Work to do
Using the data below, tally the lines that include the string "title". Only the number is wanted.

Data entries for graphics
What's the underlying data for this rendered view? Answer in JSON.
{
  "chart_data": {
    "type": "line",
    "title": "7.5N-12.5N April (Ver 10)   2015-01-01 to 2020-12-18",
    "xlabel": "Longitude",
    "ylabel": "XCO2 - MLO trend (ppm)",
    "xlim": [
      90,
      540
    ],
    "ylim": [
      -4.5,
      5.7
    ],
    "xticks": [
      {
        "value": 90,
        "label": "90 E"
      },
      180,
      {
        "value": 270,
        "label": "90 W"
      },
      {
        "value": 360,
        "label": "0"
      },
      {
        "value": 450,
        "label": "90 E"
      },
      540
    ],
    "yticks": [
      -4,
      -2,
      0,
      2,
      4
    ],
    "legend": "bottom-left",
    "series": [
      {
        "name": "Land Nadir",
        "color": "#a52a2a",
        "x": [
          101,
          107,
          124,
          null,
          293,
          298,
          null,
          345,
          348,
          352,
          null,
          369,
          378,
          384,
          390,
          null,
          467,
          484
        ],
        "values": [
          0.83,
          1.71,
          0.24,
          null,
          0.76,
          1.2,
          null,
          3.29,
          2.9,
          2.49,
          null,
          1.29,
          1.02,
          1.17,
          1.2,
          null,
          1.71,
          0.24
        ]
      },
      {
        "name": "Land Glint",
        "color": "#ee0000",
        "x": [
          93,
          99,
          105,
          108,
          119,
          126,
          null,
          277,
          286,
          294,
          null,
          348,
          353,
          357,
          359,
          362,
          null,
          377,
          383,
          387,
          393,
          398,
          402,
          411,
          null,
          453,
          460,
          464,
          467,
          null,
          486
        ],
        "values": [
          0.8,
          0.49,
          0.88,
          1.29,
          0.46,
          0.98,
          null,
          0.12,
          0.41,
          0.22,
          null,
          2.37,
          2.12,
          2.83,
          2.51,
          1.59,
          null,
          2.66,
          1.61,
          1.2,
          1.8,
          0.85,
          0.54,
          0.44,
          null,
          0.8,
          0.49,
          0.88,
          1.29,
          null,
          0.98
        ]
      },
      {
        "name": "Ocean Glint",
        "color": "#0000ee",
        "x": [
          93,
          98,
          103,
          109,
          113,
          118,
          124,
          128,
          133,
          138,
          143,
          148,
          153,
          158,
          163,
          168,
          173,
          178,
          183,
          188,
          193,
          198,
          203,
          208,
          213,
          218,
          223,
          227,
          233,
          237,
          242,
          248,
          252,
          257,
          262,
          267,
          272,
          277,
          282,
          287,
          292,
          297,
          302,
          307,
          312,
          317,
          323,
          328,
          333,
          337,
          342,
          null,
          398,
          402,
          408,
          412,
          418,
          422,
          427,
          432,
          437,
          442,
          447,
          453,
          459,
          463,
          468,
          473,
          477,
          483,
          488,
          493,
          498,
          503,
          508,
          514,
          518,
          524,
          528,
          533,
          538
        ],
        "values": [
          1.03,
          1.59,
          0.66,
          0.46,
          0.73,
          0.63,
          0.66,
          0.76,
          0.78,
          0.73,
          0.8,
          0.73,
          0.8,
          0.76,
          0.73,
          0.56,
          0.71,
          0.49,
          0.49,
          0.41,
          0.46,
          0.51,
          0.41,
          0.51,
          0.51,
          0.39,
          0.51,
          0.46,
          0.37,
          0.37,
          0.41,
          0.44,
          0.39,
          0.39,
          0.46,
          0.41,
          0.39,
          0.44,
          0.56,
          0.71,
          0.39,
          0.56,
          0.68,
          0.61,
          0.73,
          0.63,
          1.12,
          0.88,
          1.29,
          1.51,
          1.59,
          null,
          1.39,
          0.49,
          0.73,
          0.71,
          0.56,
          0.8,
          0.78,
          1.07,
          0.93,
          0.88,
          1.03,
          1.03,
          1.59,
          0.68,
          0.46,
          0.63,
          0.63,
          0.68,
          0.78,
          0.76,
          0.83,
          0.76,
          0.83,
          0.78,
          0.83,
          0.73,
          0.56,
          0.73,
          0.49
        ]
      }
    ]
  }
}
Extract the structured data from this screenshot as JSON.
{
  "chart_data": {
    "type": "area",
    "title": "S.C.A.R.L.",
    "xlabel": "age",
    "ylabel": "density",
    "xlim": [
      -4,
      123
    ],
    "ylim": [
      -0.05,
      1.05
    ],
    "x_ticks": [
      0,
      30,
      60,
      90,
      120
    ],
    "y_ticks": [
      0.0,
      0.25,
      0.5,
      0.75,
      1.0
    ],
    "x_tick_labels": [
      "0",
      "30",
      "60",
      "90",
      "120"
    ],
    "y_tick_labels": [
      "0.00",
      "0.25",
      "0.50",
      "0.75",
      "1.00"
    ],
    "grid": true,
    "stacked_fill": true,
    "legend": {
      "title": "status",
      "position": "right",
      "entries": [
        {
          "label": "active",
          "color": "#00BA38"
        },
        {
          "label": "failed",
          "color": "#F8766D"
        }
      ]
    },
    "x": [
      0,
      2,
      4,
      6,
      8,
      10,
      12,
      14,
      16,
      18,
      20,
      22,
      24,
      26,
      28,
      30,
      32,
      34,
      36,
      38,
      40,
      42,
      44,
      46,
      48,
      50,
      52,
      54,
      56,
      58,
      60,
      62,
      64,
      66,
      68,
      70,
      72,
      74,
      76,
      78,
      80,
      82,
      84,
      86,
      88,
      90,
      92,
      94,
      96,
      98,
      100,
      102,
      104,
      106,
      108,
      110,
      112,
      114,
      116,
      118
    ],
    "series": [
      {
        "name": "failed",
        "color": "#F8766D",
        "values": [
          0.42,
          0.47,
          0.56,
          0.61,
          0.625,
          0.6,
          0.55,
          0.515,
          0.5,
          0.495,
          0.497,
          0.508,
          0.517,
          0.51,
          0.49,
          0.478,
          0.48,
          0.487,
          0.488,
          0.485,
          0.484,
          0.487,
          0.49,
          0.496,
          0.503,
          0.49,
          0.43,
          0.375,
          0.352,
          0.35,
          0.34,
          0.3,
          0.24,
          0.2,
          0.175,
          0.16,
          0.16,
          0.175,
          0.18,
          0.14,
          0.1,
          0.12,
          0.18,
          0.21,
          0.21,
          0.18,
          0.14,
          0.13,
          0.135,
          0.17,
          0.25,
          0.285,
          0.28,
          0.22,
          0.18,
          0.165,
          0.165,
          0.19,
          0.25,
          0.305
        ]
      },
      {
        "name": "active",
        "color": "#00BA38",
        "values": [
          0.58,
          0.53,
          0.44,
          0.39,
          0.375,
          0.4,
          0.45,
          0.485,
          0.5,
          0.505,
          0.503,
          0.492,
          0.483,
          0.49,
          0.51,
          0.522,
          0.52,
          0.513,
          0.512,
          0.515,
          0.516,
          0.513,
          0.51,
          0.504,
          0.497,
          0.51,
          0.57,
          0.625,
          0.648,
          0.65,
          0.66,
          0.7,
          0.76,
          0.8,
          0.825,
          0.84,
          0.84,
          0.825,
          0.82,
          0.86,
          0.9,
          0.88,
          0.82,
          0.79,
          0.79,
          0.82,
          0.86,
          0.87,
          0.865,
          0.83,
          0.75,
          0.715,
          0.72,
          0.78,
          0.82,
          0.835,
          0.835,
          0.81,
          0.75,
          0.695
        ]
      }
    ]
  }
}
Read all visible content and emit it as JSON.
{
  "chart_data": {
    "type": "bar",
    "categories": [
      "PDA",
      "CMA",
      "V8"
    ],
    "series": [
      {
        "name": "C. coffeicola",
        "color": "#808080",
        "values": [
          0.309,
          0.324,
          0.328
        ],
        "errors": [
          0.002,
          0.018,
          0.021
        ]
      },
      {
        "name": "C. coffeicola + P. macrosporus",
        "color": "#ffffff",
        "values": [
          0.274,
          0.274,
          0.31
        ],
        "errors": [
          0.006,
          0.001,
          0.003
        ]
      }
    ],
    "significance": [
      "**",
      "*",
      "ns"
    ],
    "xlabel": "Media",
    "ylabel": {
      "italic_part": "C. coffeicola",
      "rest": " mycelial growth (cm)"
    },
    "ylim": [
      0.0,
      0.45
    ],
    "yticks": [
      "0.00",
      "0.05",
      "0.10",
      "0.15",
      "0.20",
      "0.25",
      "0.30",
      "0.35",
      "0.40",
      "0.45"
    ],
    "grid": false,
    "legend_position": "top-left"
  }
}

Final result
3